[Extracted records]
◇ ◇ ◇

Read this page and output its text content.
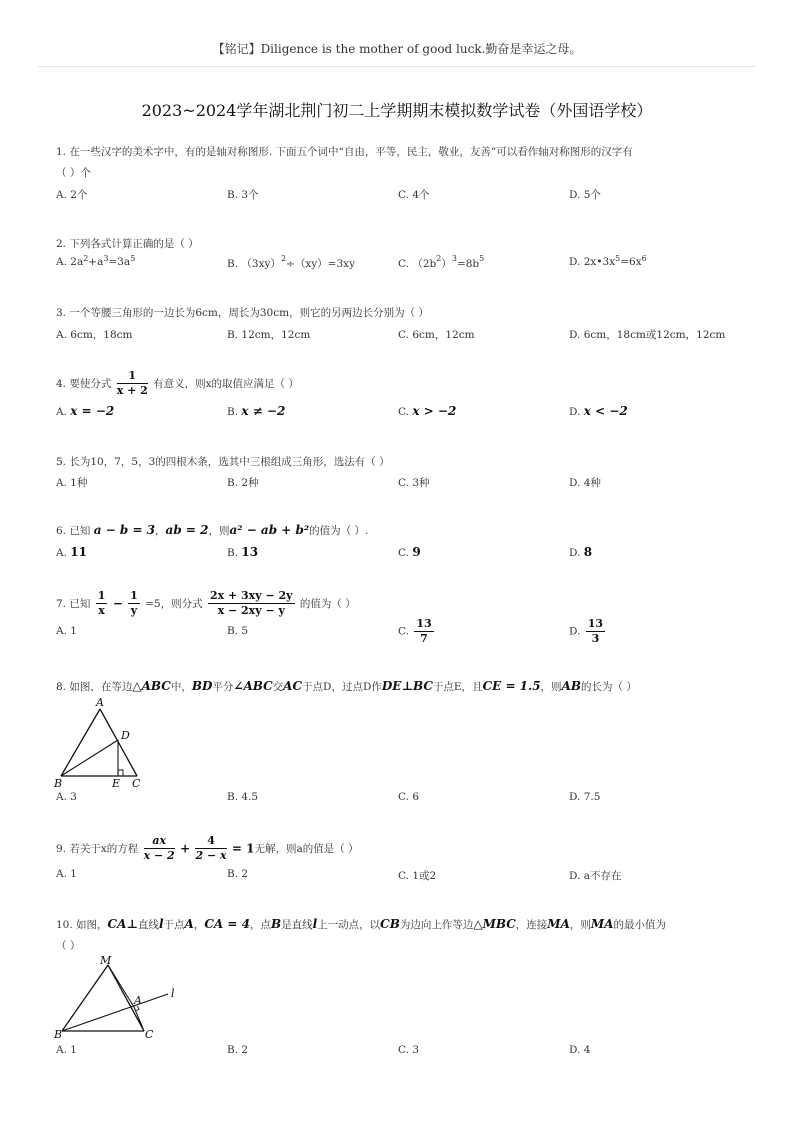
【铭记】Diligence is the mother of good luck.勤奋是幸运之母。
2023~2024学年湖北荆门初二上学期期末模拟数学试卷（外国语学校）
1. 在一些汉字的美术字中，有的是轴对称图形. 下面五个词中“自由，平等，民主，敬业，友善”可以看作轴对称图形的汉字有
（ ）个
A. 2个	B. 3个	C. 4个	D. 5个
2. 下列各式计算正确的是（ ）
A. $2a^2+a^3=3a^5$	B. $(3xy)^2\div(xy)=3xy$	C. $(2b^2)^3=8b^5$	D. $2x•3x^5=6x^6$
3. 一个等腰三角形的一边长为6cm，周长为30cm，则它的另两边长分别为（ ）
A. 6cm，18cm	B. 12cm，12cm	C. 6cm，12cm	D. 6cm，18cm或12cm，12cm
4. 要使分式 $\frac{1}{x + 2}$ 有意义，则x的取值应满足（ ）
A. x = −2	B. x ≠ −2	C. x > −2	D. x < −2
5. 长为10，7，5，3的四根木条，选其中三根组成三角形，选法有（ ）
A. 1种	B. 2种	C. 3种	D. 4种
6. 已知 a − b = 3，ab = 2，则a² − ab + b²的值为（ ）.
A. 11	B. 13	C. 9	D. 8
7. 已知 $\frac{1}{x} - \frac{1}{y} =5$，则分式 $\frac{2x + 3xy - 2y}{x - 2xy - y}$ 的值为（ ）
A. 1	B. 5	C. $\frac{13}{7}$	D. $\frac{13}{3}$
8. 如图，在等边△ABC中，BD平分∠ABC交AC于点D，过点D作DE⊥BC于点E，且CE = 1.5，则AB的长为（ ）
A
D
B	E C
A. 3	B. 4.5	C. 6	D. 7.5
9. 若关于x的方程 $\frac{ax}{x - 2} + \frac{4}{2 - x} = 1$无解，则a的值是（ ）
A. 1	B. 2	C. 1或2	D. a不存在
10. 如图，CA⊥直线l于点A，CA = 4，点B是直线l上一动点，以CB为边向上作等边△MBC，连接MA，则MA的最小值为
（ ）
M
A
l
B	C
A. 1	B. 2	C. 3	D. 4
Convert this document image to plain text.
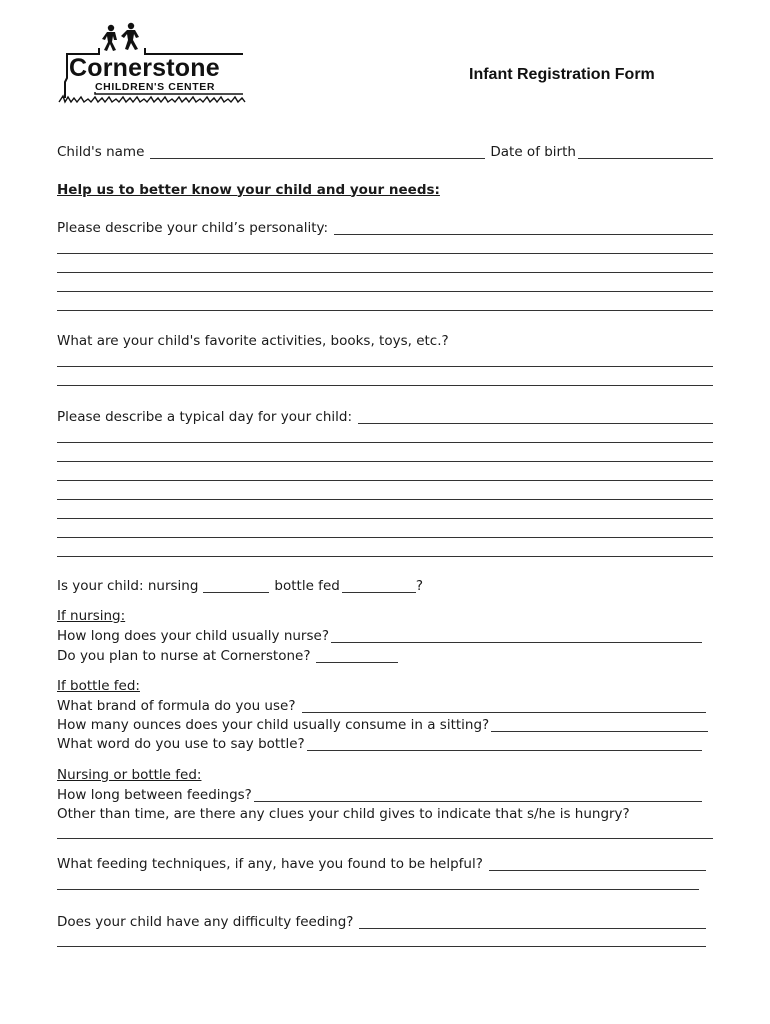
Cornerstone
CHILDREN'S CENTER
Infant Registration Form
Child's name	Date of birth
Help us to better know your child and your needs:
Please describe your child’s personality:
What are your child's favorite activities, books, toys, etc.?
Please describe a typical day for your child:
Is your child: nursing	bottle fed	?
If nursing:
How long does your child usually nurse?
Do you plan to nurse at Cornerstone?
If bottle fed:
What brand of formula do you use?
How many ounces does your child usually consume in a sitting?
What word do you use to say bottle?
Nursing or bottle fed:
How long between feedings?
Other than time, are there any clues your child gives to indicate that s/he is hungry?
What feeding techniques, if any, have you found to be helpful?
Does your child have any difficulty feeding?
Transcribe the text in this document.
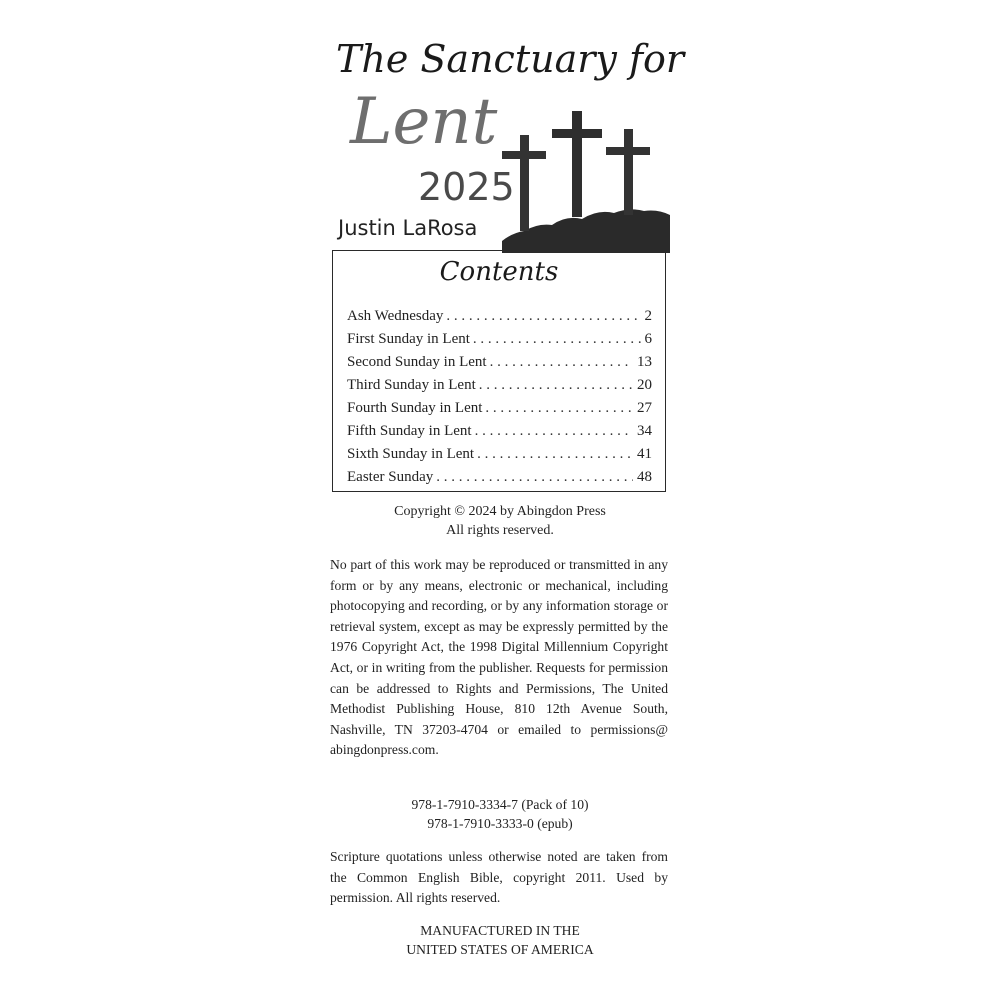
The Sanctuary for
Lent
2025
Justin LaRosa
Contents
Ash Wednesday . . .	2
First Sunday in Lent . . .	6
Second Sunday in Lent . . .	13
Third Sunday in Lent . . .	20
Fourth Sunday in Lent . . .	27
Fifth Sunday in Lent . . .	34
Sixth Sunday in Lent . . .	41
Easter Sunday . . .	48
Copyright © 2024 by Abingdon Press
All rights reserved.

No part of this work may be reproduced or transmitted in any form or by any means, electronic or mechanical, including photocopying and recording, or by any information storage or retrieval system, except as may be expressly permitted by the 1976 Copyright Act, the 1998 Digital Millennium Copyright Act, or in writing from the publisher. Requests for permission can be addressed to Rights and Permissions, The United Methodist Publishing House, 810 12th Avenue South, Nashville, TN 37203-4704 or emailed to permissions@ abingdonpress.com.

978-1-7910-3334-7 (Pack of 10)
978-1-7910-3333-0 (epub)

Scripture quotations unless otherwise noted are taken from the Common English Bible, copyright 2011. Used by permission. All rights reserved.

MANUFACTURED IN THE
UNITED STATES OF AMERICA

◇ ◇ ◇

→ Work required: Copy every single line of the material above that holds "reserved".

→ The result:
All rights reserved.
Scripture quotations unless otherwise noted are taken from the Common English Bible, copyright 2011. Used by permission. All rights reserved.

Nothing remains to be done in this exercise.